Stated problem: Show every line in the entries below where the word "source" appears.

Input rows:
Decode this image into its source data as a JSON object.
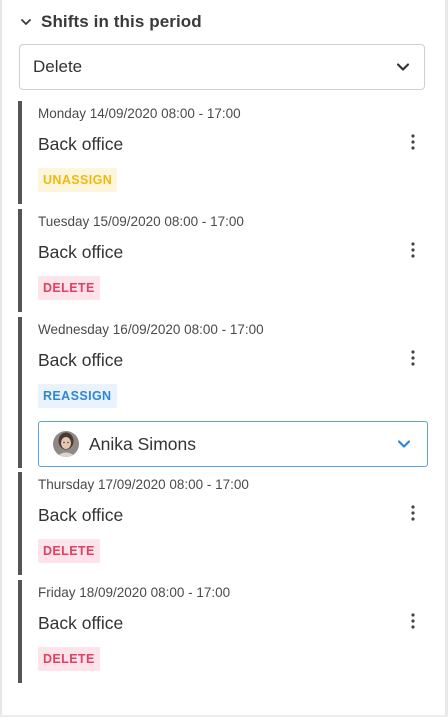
{
  "section": {
    "title": "Shifts in this period"
  },
  "action_select": {
    "value": "Delete"
  },
  "shifts": [
    {
      "date": "Monday 14/09/2020 08:00 - 17:00",
      "name": "Back office",
      "badge": "UNASSIGN"
    },
    {
      "date": "Tuesday 15/09/2020 08:00 - 17:00",
      "name": "Back office",
      "badge": "DELETE"
    },
    {
      "date": "Wednesday 16/09/2020 08:00 - 17:00",
      "name": "Back office",
      "badge": "REASSIGN",
      "assignee": "Anika Simons"
    },
    {
      "date": "Thursday 17/09/2020 08:00 - 17:00",
      "name": "Back office",
      "badge": "DELETE"
    },
    {
      "date": "Friday 18/09/2020 08:00 - 17:00",
      "name": "Back office",
      "badge": "DELETE"
    }
  ],
  "icons": {
    "section_toggle": "chevron-down-icon",
    "select_caret": "chevron-down-icon",
    "shift_menu": "more-vertical-icon",
    "assignee_caret": "chevron-down-icon"
  },
  "colors": {
    "card_border": "#555555",
    "unassign": "#f2b80d",
    "delete": "#e23f63",
    "reassign": "#2f86d8",
    "select_focus_border": "#5aa2e0"
  }
}
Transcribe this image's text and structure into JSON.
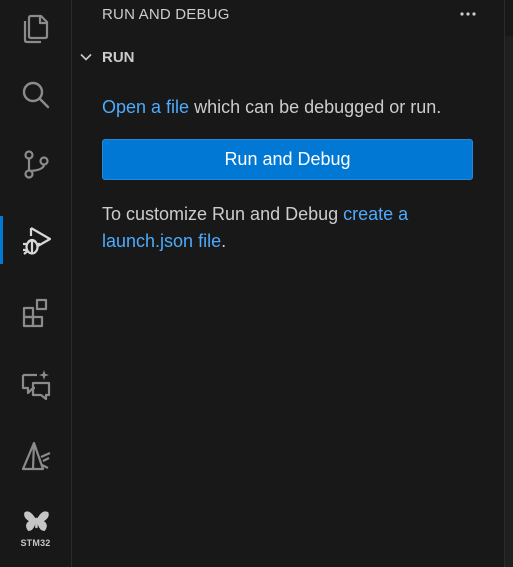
{
  "activity_bar": {
    "items": [
      {
        "name": "explorer",
        "icon": "files-icon"
      },
      {
        "name": "search",
        "icon": "search-icon"
      },
      {
        "name": "source-control",
        "icon": "source-control-icon"
      },
      {
        "name": "run-and-debug",
        "icon": "run-debug-icon",
        "active": true
      },
      {
        "name": "extensions",
        "icon": "extensions-icon"
      },
      {
        "name": "chat",
        "icon": "chat-sparkle-icon"
      },
      {
        "name": "testing",
        "icon": "flask-wrench-icon"
      },
      {
        "name": "stm32",
        "icon": "stm32-butterfly-icon"
      }
    ],
    "stm_label": "STM32"
  },
  "panel": {
    "title": "RUN AND DEBUG",
    "section_title": "RUN",
    "open_file_link": "Open a file",
    "open_file_rest": " which can be debugged or run.",
    "run_button": "Run and Debug",
    "customize_text": "To customize Run and Debug ",
    "customize_link": "create a launch.json file",
    "customize_end": "."
  },
  "colors": {
    "background": "#181818",
    "accent": "#0078d4",
    "link": "#4daafc",
    "text": "#cccccc"
  }
}
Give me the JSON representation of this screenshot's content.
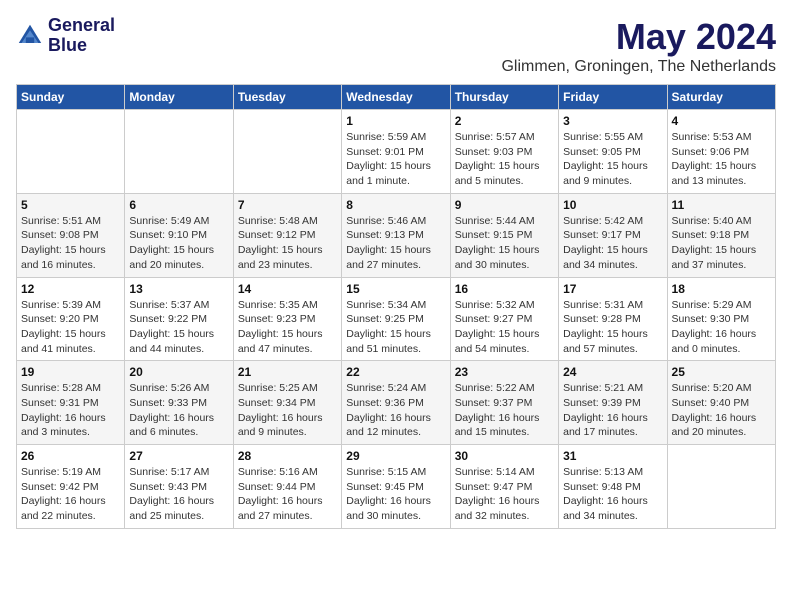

Written response:
Decode this image into its source data as a JSON object.
        "name": "source-control",
        "icon": "source-control-icon"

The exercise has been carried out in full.